— Task details —
Only a number is wanted here: the number of lines of the data that include "Recreational".

[Begin Entries shown]

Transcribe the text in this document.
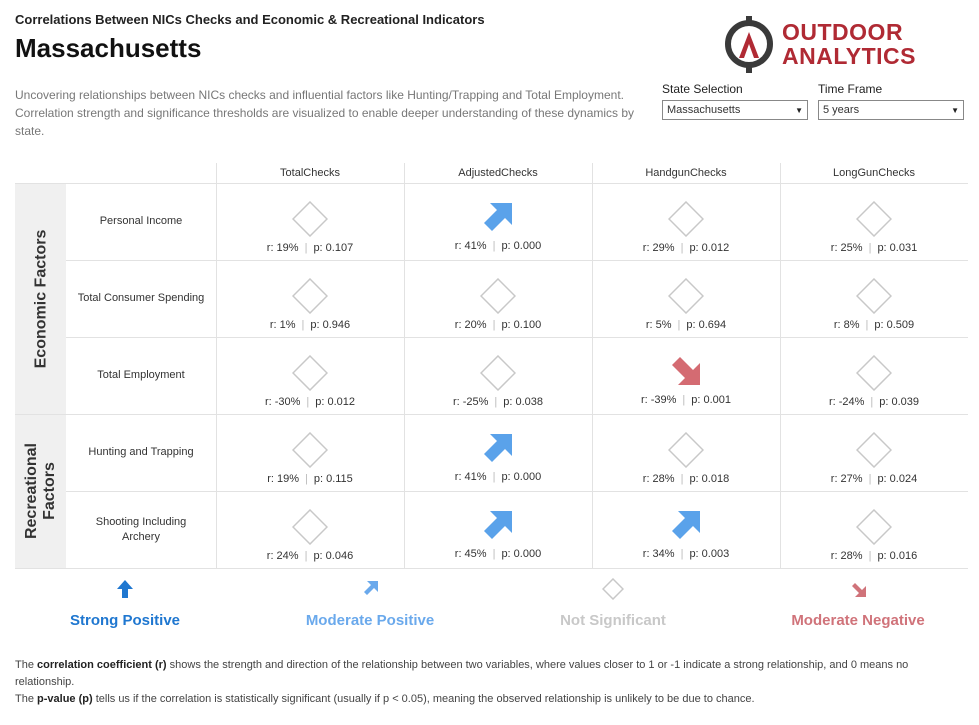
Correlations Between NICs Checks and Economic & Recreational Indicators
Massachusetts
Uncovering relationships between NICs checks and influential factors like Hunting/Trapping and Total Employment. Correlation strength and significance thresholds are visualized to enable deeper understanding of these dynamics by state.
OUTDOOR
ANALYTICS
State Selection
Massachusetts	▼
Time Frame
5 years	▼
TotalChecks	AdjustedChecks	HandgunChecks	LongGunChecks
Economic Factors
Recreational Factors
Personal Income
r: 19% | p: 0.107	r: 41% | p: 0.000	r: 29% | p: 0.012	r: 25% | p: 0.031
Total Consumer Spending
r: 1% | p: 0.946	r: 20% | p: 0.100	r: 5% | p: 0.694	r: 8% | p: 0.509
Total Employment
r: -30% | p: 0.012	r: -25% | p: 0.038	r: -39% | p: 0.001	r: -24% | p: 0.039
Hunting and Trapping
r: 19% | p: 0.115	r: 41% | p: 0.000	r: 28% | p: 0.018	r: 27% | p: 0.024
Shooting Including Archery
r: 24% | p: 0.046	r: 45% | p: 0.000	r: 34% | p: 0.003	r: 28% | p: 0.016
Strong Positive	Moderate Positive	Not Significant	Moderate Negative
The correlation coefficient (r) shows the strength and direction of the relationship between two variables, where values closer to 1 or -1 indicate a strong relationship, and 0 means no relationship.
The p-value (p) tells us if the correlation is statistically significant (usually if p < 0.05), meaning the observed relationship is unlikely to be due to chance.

[End Entries shown]
[Begin Entries shown]

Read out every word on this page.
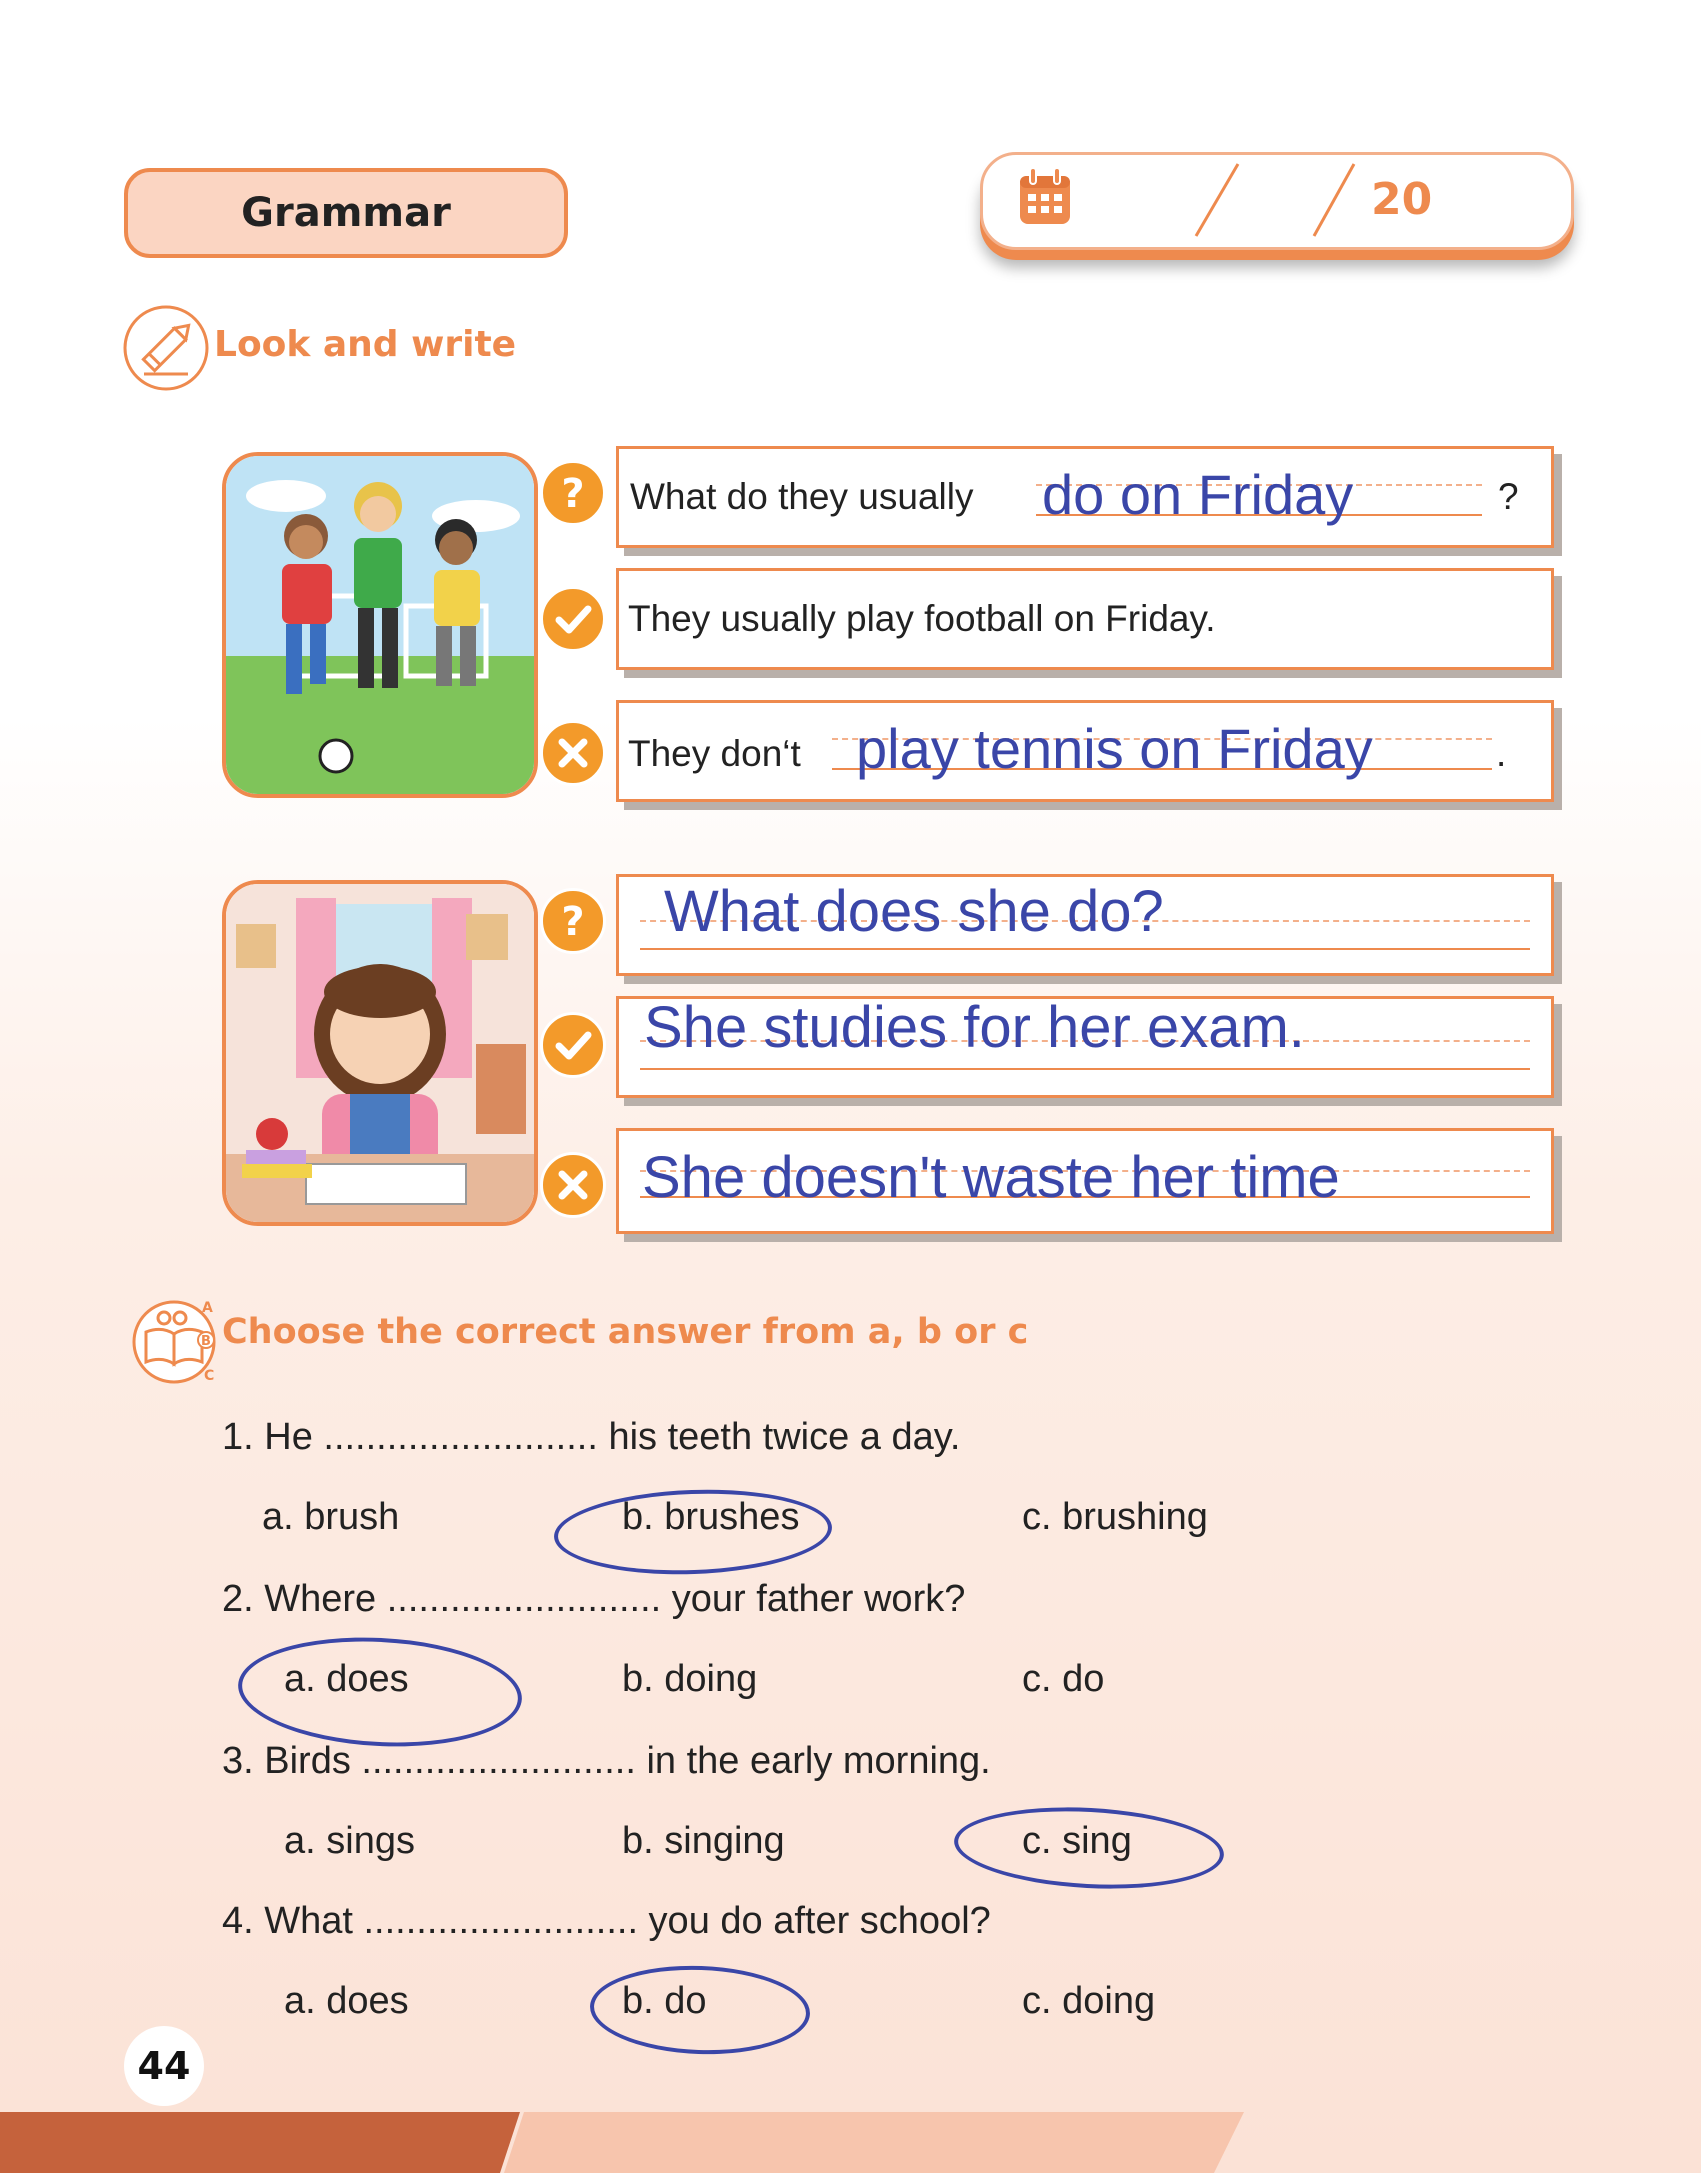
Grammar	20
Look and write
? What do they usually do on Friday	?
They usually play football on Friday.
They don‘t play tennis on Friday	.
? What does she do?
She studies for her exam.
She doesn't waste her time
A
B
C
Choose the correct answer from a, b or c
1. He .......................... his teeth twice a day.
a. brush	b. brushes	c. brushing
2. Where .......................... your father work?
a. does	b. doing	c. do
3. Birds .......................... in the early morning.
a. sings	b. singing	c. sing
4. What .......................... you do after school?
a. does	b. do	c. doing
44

[End Entries shown]

— Output for this task —
2